• [REQUIREMENT 1] From the records, copy out the lines beginning with the one containing "y-tick-label: 15 [83, 137, 102, 157]" and continuing through the one containing "x-tick-mark [470, 430, 473, 437]", both included, reproducing each line unchanged.

Compared with the related art, in the power adapter 10 provided by the present application, the cover 300 is connected to the adapter body 100 and slides relative to the adapter body 100, and when the cover 300 is in the closed state, the pins 200 can be protected from being damaged and other objects can be prevented from being damaged by the pins 200. When the power adapter 10 needs to be used, the cover 300 is opened to expose the pins 200. Further, the second end surface 340 of the cover 300 and the first end surface 161 of the adapter body 100 together form the plugging surface 11 of the power adapter 10, in other words, the first end surface 161 of the adapter body 100 only constitutes a part of the plugging surface 11 of the power adapter 10, and the thickness of the adapter body 100 can be made thinner, thereby being beneficial to the miniaturization of the power adapter 10. In addition, compared to other movement modes such as the cover 300 being turned over with respect to the adapter body 100, in the power adapter 10 according to the embodiment of the present invention, the cover 300 is slidable with respect to the adapter body 100, and when the cover 300 of the power adapter 10 is switched from the closed state to the open state, the vertical distance between the cover 300 and the pins 200 is kept constant or does not change greatly, so that the vertical distance between the fingers of the user operating the cover 300 and the pins 200 is kept constant or does not change greatly, and even when the power adapter 10 is connected to the socket 50, the distance between the fingers of the user and the pins 200 can still meet the requirement of safety regulations, and electric shock is not easily caused.

The thickness of the adapter body 100 refers to the maximum dimension of the adapter body 100 in the thickness direction.

• [REQUIREMENT 2] In the power adapter passage, what does the thickness of the adapter body 100 refer to?

• [RECORDS]
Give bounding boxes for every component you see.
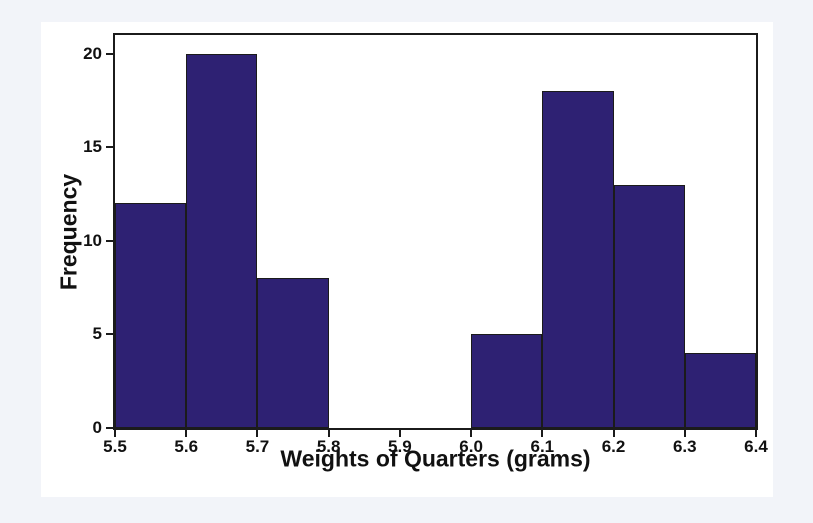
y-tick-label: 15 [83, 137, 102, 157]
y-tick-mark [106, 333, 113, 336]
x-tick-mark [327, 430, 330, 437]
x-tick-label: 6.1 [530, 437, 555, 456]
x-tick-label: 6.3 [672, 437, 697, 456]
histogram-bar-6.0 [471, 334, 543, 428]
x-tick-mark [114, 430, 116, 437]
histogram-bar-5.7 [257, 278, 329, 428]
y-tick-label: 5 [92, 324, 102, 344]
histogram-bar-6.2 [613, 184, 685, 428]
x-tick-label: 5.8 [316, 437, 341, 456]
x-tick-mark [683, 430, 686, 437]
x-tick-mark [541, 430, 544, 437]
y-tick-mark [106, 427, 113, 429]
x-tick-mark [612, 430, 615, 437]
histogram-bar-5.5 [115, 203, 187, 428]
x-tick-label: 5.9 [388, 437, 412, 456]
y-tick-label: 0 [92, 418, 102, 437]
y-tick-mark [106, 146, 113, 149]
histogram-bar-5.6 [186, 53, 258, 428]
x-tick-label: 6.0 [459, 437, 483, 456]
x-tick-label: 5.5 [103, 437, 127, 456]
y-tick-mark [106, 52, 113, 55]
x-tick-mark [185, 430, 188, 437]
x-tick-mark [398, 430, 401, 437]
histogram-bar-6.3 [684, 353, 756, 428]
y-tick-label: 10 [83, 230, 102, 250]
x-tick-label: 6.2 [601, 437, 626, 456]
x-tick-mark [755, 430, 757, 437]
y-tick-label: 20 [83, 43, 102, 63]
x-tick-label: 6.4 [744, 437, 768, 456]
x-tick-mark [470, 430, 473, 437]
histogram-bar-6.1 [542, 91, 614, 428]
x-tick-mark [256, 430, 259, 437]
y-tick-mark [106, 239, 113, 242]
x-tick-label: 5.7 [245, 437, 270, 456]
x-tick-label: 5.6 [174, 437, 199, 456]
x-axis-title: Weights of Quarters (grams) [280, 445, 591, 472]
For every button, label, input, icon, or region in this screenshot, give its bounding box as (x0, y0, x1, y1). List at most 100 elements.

• [TASK RESULT 1]
y-tick-label: 15 [83, 137, 102, 157]
y-tick-mark [106, 333, 113, 336]
x-tick-mark [327, 430, 330, 437]
x-tick-label: 6.1 [530, 437, 555, 456]
x-tick-label: 6.3 [672, 437, 697, 456]
histogram-bar-6.0 [471, 334, 543, 428]
x-tick-mark [114, 430, 116, 437]
histogram-bar-5.7 [257, 278, 329, 428]
y-tick-label: 5 [92, 324, 102, 344]
histogram-bar-6.2 [613, 184, 685, 428]
x-tick-label: 5.8 [316, 437, 341, 456]
x-tick-mark [683, 430, 686, 437]
x-tick-mark [541, 430, 544, 437]
y-tick-mark [106, 427, 113, 429]
x-tick-mark [612, 430, 615, 437]
histogram-bar-5.5 [115, 203, 187, 428]
x-tick-label: 5.9 [388, 437, 412, 456]
y-tick-label: 0 [92, 418, 102, 437]
y-tick-mark [106, 146, 113, 149]
histogram-bar-5.6 [186, 53, 258, 428]
x-tick-label: 6.0 [459, 437, 483, 456]
x-tick-label: 5.5 [103, 437, 127, 456]
y-tick-mark [106, 52, 113, 55]
x-tick-mark [185, 430, 188, 437]
x-tick-mark [398, 430, 401, 437]
histogram-bar-6.3 [684, 353, 756, 428]
y-tick-label: 10 [83, 230, 102, 250]
x-tick-label: 6.2 [601, 437, 626, 456]
x-tick-mark [755, 430, 757, 437]
y-tick-label: 20 [83, 43, 102, 63]
x-tick-label: 6.4 [744, 437, 768, 456]
x-tick-mark [470, 430, 473, 437]

• [TASK RESULT 2] The maximum dimension of the adapter body 100 in the thickness direction.